INSTRUCTION
Only a number is wanted: the count of lines in this listing that contain "battery".

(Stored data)
┌──

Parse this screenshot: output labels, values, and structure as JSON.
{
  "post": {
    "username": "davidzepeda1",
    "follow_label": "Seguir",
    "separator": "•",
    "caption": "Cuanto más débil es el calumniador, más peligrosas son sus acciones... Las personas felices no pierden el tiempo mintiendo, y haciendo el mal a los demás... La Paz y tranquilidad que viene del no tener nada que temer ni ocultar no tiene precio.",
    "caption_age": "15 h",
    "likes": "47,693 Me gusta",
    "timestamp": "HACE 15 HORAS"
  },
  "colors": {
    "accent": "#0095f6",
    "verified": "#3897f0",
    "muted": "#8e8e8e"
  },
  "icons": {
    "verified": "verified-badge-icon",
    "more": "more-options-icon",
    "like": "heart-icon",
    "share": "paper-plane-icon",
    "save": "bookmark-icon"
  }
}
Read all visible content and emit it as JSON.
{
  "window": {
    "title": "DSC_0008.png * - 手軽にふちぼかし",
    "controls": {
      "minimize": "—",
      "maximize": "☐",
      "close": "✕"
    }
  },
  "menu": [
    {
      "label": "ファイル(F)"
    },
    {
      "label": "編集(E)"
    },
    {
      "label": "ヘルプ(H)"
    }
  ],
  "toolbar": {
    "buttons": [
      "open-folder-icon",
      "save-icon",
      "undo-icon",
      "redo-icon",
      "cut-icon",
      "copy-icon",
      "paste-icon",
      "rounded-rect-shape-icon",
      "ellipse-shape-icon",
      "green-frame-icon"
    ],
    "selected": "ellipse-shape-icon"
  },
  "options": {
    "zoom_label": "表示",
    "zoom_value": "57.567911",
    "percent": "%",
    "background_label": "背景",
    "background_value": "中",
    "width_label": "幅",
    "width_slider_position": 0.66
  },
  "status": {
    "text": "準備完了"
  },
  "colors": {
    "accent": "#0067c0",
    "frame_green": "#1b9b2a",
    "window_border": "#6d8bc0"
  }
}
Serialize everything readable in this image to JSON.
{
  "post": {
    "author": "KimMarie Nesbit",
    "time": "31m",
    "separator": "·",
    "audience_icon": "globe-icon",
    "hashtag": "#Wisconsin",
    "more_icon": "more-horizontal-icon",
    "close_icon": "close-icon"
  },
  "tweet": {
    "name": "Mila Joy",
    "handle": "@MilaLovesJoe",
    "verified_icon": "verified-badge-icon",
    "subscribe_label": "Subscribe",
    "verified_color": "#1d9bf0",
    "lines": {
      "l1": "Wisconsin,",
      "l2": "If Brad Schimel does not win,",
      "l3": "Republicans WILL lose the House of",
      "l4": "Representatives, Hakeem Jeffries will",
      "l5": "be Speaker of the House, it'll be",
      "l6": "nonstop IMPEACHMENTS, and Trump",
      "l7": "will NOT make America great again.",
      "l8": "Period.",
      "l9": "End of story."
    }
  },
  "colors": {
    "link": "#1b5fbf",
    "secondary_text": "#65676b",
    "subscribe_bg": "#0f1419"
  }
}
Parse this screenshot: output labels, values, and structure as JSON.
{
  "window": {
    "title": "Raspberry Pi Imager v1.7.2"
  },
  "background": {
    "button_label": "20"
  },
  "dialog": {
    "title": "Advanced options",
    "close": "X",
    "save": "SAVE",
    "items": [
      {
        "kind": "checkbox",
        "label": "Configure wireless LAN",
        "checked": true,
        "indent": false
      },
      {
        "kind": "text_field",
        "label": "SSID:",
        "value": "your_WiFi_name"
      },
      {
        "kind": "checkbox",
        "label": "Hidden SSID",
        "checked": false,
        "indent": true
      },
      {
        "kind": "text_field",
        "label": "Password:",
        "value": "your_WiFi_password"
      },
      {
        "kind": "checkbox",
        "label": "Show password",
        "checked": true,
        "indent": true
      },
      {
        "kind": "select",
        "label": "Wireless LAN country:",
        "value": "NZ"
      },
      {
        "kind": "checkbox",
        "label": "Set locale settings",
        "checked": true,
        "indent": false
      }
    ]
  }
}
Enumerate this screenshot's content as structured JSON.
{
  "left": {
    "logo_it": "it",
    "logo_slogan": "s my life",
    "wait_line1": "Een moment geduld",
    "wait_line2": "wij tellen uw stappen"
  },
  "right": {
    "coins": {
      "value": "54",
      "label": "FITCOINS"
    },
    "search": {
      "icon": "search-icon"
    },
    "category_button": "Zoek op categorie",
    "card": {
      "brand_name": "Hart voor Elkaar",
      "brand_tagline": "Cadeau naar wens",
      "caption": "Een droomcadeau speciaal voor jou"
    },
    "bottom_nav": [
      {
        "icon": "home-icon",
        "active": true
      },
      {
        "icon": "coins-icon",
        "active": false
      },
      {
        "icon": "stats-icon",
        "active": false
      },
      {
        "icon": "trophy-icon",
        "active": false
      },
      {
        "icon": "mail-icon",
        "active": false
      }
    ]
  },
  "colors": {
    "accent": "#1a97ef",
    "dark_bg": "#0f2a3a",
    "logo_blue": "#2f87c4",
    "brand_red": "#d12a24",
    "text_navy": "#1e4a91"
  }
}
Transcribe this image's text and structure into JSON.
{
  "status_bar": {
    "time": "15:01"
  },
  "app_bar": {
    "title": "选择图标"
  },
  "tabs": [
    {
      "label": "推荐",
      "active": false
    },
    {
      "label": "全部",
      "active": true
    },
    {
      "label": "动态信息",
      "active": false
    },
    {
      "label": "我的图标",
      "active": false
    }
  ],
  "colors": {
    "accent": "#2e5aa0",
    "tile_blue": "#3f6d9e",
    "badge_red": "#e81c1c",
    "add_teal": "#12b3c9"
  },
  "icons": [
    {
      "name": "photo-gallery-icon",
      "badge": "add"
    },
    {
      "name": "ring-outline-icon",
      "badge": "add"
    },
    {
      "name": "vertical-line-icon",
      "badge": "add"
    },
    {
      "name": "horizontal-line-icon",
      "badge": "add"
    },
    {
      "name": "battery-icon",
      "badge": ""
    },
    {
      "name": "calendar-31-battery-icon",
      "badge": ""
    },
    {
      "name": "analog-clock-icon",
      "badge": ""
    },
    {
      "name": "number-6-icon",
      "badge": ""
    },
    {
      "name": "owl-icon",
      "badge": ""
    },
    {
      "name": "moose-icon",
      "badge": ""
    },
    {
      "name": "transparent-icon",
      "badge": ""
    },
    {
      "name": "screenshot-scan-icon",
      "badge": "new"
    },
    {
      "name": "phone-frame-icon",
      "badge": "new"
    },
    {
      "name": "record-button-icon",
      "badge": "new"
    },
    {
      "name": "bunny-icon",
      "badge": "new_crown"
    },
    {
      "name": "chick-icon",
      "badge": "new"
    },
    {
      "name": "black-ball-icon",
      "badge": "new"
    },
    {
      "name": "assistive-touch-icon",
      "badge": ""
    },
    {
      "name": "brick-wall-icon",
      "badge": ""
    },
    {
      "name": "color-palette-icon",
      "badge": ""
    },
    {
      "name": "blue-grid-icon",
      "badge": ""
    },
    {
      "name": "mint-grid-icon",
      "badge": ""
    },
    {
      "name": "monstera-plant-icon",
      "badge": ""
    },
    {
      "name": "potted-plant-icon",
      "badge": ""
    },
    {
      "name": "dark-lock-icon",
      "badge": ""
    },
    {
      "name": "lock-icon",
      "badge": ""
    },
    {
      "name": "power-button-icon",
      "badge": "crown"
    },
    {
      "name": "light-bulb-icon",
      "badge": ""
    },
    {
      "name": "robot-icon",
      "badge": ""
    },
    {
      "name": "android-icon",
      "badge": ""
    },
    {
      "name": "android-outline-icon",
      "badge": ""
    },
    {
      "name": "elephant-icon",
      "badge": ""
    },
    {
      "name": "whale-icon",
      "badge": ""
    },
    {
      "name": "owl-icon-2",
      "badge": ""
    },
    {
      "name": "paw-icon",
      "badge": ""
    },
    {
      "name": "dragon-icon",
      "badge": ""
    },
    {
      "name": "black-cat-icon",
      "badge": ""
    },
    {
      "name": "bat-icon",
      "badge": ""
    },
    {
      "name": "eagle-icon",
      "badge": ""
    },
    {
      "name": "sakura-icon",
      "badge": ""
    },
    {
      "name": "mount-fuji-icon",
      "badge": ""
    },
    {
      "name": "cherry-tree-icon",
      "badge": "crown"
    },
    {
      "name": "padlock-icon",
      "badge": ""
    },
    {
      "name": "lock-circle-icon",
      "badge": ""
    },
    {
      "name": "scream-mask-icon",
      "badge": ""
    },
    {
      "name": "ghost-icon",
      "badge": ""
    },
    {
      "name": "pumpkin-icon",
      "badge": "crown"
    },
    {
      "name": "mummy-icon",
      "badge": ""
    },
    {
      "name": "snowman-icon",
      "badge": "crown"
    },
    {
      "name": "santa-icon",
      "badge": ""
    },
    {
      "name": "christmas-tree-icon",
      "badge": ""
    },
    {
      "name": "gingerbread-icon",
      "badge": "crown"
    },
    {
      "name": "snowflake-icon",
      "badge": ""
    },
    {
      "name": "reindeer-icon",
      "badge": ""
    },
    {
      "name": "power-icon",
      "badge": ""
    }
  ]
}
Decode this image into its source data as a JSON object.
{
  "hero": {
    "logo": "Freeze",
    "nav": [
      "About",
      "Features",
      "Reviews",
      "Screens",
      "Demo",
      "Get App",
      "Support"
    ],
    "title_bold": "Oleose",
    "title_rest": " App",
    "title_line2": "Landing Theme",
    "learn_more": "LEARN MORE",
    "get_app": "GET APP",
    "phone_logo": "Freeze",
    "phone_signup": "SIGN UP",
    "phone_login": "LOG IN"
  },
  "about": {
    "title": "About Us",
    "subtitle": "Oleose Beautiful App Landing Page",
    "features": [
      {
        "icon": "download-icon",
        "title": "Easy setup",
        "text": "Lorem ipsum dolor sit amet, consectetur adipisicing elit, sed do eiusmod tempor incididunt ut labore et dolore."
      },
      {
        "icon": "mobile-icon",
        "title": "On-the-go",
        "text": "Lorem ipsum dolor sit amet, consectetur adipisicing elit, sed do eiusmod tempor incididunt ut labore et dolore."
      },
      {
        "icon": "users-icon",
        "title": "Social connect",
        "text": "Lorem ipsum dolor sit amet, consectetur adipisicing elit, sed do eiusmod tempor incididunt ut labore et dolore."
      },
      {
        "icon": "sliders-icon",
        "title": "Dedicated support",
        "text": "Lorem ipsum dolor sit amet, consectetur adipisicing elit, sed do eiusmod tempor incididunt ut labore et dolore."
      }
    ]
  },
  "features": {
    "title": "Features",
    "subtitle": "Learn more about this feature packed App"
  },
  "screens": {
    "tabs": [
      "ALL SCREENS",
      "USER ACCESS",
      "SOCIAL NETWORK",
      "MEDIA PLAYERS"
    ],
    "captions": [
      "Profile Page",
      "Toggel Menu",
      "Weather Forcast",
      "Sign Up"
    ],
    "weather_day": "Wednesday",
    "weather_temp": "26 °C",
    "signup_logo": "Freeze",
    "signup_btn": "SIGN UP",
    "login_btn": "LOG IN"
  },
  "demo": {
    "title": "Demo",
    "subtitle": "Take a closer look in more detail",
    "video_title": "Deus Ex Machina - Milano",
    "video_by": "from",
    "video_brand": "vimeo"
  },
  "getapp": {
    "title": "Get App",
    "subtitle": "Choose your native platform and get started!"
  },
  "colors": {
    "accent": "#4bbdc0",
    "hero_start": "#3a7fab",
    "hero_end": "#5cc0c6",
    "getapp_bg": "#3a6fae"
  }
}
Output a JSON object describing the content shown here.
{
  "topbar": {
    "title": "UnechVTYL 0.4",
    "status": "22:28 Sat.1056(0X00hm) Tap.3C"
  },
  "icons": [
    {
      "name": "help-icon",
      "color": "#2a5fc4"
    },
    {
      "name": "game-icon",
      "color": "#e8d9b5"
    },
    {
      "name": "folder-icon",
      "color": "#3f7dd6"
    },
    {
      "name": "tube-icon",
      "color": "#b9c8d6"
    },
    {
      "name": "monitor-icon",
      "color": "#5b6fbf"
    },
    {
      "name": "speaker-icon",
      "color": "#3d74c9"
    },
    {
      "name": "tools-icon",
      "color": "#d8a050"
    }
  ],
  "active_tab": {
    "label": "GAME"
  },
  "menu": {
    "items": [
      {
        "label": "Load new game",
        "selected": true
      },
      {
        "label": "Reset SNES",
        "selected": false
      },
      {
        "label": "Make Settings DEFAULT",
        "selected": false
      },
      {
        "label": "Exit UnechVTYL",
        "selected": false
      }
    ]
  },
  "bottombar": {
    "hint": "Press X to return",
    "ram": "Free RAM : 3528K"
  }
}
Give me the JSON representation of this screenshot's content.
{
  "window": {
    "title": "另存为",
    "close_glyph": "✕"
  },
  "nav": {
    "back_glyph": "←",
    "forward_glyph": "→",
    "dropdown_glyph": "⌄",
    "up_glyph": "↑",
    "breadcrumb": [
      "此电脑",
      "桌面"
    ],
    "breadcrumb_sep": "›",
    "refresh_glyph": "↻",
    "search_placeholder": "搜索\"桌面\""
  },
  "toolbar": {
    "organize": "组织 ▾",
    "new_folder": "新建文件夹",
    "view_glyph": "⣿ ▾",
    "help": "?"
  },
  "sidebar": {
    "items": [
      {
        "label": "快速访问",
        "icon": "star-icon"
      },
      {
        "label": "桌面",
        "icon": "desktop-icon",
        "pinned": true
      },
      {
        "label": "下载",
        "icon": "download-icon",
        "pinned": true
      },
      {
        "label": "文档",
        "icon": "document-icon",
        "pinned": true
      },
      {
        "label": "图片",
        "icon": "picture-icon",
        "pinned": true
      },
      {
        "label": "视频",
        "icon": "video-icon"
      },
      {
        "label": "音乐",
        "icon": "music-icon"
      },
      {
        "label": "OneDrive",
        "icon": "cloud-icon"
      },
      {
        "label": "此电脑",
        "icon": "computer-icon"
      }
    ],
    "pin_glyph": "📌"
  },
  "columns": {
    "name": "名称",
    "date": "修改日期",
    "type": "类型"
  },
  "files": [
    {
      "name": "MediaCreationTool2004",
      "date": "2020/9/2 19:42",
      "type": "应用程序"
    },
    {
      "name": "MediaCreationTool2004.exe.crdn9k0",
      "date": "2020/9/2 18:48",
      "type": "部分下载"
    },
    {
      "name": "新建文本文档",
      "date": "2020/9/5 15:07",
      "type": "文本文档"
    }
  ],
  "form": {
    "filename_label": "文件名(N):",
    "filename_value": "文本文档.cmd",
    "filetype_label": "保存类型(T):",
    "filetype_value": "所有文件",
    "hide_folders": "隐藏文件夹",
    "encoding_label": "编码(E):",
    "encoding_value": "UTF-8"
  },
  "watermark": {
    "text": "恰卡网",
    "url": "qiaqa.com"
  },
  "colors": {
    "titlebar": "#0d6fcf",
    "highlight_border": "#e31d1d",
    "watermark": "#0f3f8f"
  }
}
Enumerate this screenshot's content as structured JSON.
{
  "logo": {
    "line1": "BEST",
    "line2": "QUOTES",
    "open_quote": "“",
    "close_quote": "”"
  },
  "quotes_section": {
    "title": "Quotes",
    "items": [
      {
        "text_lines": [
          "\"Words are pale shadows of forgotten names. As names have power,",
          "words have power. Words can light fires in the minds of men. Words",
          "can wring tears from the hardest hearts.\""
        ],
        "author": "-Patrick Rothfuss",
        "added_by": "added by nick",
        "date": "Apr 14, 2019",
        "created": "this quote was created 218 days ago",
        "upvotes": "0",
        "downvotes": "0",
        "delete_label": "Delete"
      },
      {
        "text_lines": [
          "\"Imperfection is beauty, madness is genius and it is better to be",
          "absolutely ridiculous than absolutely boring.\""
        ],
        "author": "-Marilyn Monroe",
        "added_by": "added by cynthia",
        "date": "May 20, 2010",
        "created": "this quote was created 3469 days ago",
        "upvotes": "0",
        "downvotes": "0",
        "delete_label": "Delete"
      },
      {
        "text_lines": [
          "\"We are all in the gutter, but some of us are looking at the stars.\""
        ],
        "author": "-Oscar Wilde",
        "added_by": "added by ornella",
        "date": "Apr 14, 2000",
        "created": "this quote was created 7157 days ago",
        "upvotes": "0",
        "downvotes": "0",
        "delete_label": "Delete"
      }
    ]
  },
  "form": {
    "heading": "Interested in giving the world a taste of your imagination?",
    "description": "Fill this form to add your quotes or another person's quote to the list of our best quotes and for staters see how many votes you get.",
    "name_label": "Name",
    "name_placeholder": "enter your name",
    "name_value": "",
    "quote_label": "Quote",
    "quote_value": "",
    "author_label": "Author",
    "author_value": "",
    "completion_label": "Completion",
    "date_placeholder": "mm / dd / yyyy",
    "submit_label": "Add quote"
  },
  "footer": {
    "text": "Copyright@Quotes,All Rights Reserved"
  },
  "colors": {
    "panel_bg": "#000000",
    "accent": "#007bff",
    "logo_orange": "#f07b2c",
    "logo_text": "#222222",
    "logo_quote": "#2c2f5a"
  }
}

└──

ANSWER IN FULL
2